- _Task description_
Reproduce each line bearing the word "this".

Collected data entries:
::::::

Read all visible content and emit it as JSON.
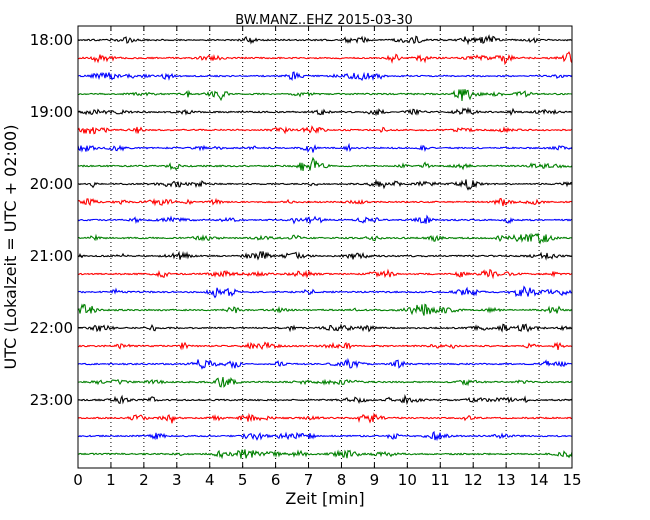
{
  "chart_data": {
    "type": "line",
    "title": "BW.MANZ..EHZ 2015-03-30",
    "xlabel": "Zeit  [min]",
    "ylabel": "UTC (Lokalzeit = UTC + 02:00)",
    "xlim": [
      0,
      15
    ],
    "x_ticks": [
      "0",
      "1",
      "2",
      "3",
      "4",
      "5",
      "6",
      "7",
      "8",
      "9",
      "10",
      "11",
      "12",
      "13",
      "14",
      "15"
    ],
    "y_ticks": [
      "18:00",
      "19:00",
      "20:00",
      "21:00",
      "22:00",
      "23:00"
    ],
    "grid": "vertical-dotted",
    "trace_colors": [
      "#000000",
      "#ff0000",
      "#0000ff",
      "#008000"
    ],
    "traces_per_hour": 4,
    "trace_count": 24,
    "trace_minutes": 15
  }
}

::::::

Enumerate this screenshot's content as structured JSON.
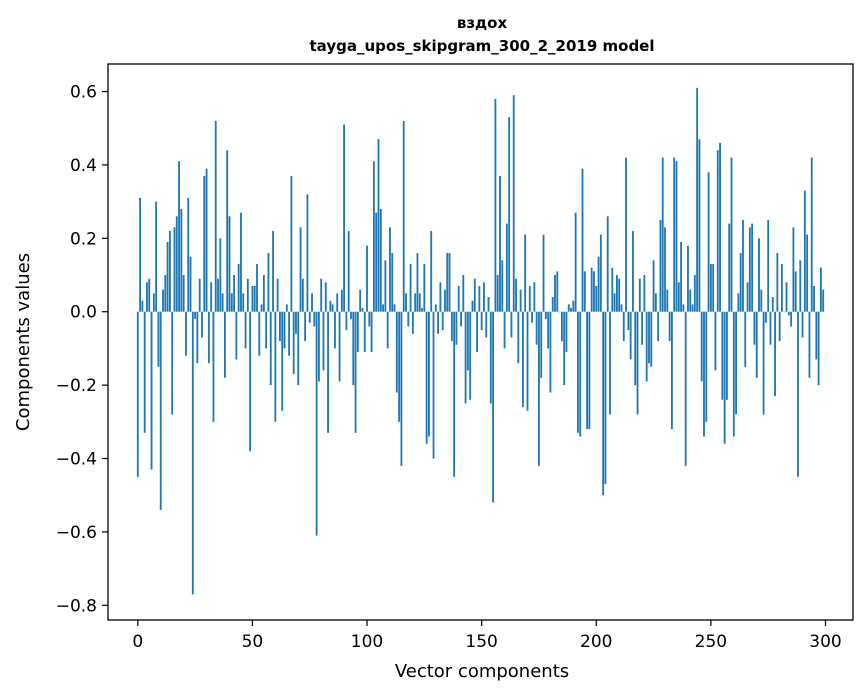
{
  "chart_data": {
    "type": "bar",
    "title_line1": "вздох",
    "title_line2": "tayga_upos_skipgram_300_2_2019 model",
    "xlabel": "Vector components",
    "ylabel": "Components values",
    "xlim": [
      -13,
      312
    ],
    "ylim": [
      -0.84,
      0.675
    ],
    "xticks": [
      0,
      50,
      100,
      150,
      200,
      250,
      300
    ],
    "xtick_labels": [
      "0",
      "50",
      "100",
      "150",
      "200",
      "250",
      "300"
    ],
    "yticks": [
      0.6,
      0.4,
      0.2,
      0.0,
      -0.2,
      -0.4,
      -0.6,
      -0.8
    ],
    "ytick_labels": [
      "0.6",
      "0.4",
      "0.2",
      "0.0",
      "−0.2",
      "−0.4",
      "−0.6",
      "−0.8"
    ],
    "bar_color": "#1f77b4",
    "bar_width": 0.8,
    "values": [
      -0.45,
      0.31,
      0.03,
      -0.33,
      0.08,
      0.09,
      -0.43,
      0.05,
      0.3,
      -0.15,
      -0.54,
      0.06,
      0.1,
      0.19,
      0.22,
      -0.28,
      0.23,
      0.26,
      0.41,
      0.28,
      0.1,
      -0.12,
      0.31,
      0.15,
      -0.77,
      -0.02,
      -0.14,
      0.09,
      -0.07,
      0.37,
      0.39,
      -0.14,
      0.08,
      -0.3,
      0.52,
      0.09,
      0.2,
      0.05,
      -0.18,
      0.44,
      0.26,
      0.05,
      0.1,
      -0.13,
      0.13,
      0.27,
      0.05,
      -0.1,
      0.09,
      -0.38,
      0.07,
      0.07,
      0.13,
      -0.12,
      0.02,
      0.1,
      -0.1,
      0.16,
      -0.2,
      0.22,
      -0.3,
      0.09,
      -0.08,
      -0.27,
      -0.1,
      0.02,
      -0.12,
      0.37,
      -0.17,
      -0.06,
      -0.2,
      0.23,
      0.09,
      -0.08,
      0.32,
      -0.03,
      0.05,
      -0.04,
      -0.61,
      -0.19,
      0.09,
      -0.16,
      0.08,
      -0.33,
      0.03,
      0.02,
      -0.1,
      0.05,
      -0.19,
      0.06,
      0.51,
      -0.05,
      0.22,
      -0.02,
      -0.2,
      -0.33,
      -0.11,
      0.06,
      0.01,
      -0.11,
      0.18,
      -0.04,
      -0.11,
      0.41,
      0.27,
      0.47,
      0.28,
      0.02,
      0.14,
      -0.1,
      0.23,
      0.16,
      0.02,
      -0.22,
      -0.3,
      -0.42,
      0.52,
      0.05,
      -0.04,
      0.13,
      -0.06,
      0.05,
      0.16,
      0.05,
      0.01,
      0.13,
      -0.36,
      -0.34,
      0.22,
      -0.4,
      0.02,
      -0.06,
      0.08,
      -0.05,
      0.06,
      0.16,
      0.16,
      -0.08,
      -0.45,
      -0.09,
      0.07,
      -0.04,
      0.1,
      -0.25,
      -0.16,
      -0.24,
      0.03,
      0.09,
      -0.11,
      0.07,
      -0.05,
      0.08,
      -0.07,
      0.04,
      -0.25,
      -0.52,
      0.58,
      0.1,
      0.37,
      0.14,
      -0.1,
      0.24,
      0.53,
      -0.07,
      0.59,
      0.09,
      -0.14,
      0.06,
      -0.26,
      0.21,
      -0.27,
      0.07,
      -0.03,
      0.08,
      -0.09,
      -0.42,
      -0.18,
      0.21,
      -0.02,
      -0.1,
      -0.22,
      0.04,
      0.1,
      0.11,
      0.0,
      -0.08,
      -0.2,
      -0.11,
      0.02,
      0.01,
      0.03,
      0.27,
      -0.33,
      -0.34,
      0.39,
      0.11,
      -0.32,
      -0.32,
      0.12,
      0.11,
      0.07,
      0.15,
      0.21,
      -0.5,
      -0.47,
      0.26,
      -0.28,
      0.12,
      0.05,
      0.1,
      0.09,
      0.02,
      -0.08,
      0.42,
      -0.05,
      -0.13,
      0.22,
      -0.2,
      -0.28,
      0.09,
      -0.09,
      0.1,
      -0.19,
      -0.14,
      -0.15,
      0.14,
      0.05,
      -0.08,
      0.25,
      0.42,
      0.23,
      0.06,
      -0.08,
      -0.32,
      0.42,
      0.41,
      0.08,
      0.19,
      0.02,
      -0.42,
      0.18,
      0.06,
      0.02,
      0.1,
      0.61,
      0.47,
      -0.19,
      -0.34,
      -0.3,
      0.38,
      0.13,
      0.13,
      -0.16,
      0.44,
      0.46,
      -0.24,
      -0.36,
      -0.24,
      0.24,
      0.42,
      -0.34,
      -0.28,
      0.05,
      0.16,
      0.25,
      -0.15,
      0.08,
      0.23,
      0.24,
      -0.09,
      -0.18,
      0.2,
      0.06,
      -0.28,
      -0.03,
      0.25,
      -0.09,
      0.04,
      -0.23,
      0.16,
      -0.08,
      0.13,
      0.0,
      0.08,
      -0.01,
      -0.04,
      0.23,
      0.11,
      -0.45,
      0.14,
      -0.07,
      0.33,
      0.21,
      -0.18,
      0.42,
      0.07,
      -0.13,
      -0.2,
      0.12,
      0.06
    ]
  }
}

::::::

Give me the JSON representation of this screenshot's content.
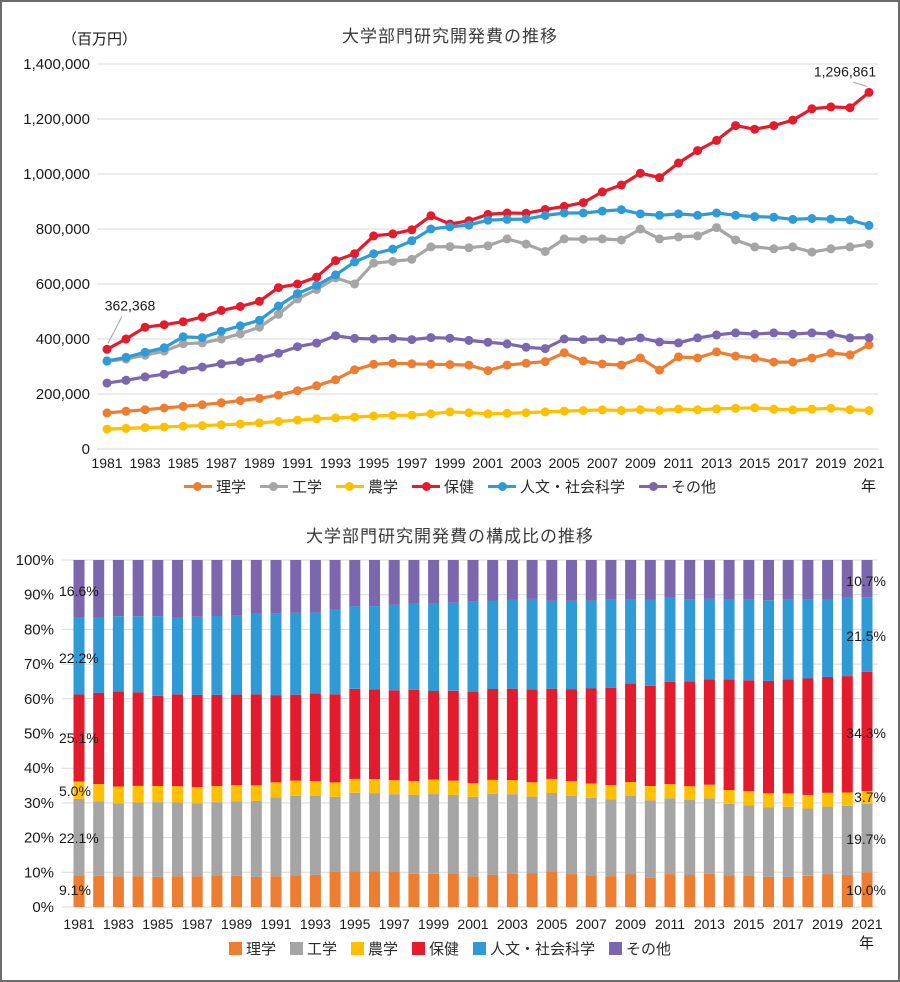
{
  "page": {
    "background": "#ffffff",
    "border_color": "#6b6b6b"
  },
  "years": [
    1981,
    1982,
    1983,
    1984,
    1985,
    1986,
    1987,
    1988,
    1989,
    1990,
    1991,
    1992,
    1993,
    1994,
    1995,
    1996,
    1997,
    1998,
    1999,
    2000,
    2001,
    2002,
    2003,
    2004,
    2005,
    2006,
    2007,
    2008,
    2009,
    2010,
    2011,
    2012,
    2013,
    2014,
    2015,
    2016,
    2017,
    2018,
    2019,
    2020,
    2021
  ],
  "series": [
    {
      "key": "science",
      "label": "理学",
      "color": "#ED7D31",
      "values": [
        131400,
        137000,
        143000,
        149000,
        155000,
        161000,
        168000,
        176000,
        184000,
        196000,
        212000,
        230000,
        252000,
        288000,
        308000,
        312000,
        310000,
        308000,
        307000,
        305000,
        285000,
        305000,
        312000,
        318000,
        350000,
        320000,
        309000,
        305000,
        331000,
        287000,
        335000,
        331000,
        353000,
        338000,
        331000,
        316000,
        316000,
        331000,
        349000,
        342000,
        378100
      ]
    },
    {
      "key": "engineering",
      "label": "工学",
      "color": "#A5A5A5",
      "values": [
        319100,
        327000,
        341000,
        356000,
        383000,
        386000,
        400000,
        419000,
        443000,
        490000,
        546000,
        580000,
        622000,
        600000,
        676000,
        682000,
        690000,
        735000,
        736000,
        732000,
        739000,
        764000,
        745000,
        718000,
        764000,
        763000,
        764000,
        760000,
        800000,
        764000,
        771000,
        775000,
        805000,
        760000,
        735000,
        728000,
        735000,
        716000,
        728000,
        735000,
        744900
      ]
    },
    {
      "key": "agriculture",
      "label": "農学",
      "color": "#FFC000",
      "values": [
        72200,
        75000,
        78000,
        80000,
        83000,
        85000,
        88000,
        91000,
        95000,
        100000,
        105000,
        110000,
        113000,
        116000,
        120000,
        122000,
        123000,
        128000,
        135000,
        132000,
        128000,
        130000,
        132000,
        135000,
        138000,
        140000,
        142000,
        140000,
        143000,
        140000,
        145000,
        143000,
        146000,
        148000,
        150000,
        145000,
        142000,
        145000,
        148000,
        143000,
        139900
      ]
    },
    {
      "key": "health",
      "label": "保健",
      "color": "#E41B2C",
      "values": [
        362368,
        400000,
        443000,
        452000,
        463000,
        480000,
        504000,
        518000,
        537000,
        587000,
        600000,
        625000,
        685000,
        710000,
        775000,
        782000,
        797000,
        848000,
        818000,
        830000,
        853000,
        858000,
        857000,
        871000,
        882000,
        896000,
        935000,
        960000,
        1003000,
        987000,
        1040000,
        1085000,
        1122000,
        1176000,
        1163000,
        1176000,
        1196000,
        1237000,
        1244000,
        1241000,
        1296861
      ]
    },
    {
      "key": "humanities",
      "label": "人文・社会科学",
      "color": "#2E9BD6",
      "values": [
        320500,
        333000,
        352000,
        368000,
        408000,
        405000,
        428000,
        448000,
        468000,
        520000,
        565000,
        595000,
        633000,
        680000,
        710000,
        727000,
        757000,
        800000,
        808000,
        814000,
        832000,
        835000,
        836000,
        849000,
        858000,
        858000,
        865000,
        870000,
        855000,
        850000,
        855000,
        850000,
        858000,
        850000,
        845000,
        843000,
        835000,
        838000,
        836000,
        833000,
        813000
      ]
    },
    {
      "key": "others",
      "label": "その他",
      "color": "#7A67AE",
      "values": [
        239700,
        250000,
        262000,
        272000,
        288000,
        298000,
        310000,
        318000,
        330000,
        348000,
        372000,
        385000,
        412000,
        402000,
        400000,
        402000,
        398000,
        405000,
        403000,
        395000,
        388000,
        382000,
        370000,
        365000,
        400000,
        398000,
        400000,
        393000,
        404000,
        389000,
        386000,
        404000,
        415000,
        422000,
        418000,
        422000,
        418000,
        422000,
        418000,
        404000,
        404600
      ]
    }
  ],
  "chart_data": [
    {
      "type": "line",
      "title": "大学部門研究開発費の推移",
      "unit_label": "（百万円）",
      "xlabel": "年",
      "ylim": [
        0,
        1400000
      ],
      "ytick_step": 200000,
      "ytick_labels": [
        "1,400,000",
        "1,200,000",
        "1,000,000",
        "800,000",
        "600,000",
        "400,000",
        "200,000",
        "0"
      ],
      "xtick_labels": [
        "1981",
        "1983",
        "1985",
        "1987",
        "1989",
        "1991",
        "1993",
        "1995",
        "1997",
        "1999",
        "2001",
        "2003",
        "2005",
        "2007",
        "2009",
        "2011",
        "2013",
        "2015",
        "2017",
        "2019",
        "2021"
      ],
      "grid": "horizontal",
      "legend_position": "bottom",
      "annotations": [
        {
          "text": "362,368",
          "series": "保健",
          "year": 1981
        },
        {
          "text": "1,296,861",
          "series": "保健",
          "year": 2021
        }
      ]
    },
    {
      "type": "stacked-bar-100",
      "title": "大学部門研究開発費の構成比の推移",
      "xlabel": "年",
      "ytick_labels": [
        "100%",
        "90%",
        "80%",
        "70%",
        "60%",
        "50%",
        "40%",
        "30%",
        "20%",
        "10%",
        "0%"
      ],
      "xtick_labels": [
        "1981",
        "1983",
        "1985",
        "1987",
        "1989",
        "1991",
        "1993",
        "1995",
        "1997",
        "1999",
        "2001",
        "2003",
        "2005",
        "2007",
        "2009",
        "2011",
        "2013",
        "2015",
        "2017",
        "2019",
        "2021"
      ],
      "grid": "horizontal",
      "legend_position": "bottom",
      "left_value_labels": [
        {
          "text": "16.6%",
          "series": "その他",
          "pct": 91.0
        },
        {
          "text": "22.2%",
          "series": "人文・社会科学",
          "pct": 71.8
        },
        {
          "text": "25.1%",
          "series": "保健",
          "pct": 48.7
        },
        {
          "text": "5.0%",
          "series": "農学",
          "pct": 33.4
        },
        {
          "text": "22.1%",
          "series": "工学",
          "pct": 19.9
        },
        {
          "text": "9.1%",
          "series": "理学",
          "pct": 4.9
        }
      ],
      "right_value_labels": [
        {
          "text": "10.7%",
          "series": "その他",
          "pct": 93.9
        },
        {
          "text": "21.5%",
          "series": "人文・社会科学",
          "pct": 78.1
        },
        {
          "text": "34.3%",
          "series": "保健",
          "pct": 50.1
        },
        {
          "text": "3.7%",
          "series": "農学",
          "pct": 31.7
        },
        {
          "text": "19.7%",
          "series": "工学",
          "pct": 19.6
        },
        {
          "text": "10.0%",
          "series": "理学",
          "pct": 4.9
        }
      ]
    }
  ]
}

::::::

- _Solution to the problem_
Enumerate this screenshot's content as structured JSON.
Give me the JSON representation of this screenshot's content.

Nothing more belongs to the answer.